Given problem: Find the string "frac" in the entries and copy each line that has it.

Supplied records:
[start]

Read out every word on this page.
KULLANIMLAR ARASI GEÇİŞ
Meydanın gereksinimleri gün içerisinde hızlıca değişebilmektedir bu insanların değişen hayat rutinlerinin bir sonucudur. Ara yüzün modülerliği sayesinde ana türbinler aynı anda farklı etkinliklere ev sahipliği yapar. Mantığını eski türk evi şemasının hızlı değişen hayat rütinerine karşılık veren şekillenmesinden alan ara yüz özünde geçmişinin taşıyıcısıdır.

[end]
[start]

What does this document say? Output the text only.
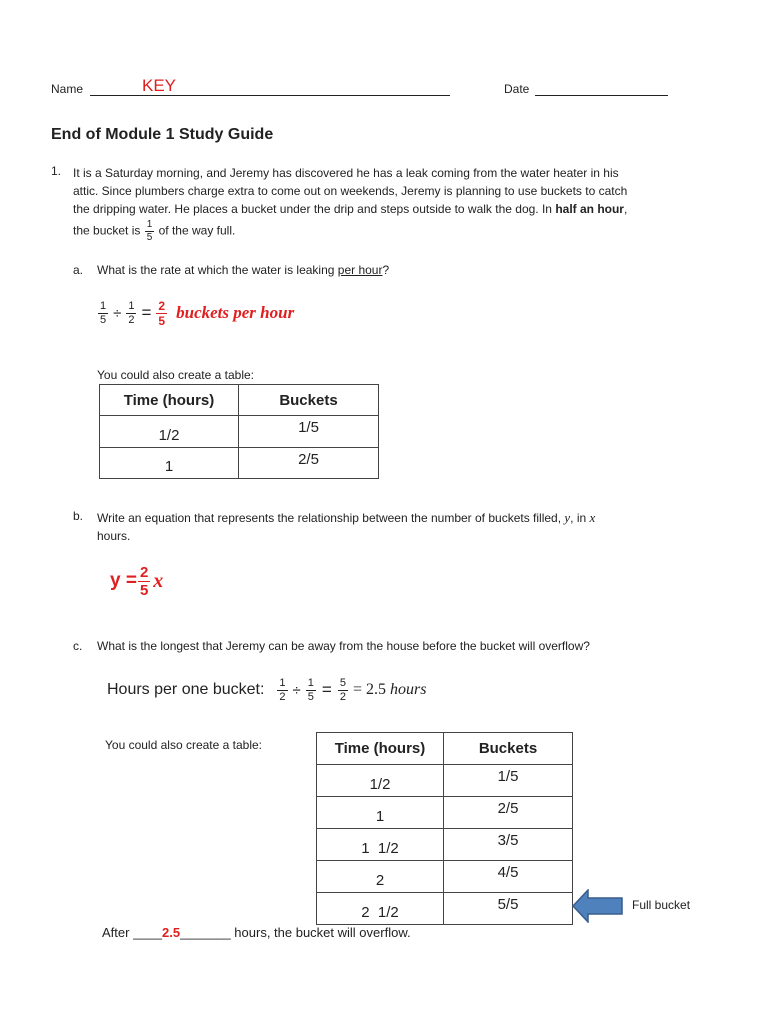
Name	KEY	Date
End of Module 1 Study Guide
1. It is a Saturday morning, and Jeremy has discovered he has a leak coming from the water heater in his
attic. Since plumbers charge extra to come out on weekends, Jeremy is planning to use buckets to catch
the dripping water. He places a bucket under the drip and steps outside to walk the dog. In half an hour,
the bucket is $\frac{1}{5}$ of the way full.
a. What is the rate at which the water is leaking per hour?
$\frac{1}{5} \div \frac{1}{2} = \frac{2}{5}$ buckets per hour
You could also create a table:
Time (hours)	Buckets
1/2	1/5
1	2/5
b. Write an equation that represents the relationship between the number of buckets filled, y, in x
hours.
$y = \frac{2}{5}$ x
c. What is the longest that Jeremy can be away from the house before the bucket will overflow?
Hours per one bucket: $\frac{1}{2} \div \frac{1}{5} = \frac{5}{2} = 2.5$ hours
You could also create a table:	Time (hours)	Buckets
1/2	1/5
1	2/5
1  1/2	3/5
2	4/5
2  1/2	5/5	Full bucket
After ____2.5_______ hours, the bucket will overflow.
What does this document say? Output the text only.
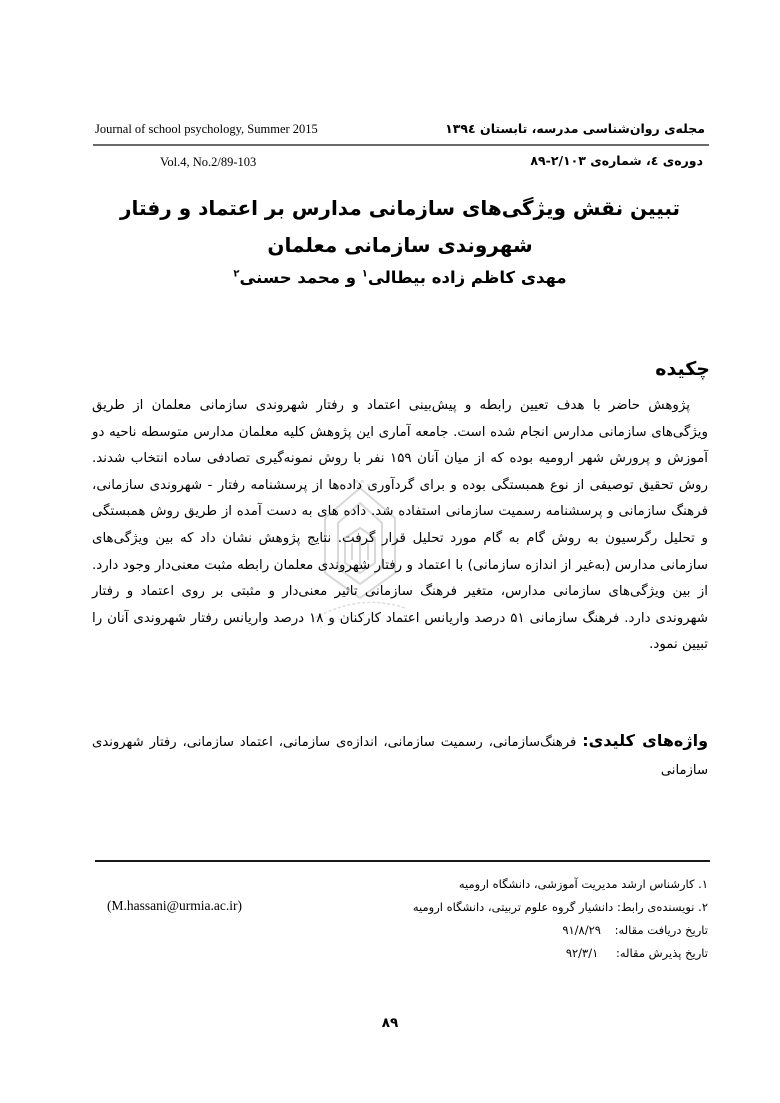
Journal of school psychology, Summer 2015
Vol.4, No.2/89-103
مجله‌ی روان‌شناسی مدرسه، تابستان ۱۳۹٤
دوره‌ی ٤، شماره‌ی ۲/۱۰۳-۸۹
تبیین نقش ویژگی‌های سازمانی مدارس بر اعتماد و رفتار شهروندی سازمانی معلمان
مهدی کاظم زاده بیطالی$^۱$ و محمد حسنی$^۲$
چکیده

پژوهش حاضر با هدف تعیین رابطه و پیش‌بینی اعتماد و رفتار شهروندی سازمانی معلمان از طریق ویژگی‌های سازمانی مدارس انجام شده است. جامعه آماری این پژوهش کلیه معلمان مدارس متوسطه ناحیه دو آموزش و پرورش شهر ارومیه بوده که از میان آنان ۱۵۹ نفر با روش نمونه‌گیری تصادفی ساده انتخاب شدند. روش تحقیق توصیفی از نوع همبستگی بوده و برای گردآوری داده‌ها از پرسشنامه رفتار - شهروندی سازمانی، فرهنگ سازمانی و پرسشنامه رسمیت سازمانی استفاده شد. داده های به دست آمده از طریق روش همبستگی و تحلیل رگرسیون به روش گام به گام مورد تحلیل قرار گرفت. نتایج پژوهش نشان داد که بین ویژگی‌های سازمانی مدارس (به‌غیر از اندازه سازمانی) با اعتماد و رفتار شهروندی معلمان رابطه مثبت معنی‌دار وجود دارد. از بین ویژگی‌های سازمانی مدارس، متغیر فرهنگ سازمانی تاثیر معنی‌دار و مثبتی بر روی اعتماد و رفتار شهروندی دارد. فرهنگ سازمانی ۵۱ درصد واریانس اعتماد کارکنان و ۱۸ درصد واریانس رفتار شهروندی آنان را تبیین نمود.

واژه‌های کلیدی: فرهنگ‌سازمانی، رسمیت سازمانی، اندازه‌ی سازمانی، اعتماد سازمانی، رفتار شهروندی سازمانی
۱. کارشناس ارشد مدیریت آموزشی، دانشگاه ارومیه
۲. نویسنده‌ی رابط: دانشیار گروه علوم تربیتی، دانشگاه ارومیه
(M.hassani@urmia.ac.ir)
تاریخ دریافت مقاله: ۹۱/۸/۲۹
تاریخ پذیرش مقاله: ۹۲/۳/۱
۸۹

[end]

Worked solution:
the bucket is $\frac{1}{5}$ of the way full.
$\frac{1}{5} \div \frac{1}{2} = \frac{2}{5}$ buckets per hour
$y = \frac{2}{5}$ x
Hours per one bucket: $\frac{1}{2} \div \frac{1}{5} = \frac{5}{2} = 2.5$ hours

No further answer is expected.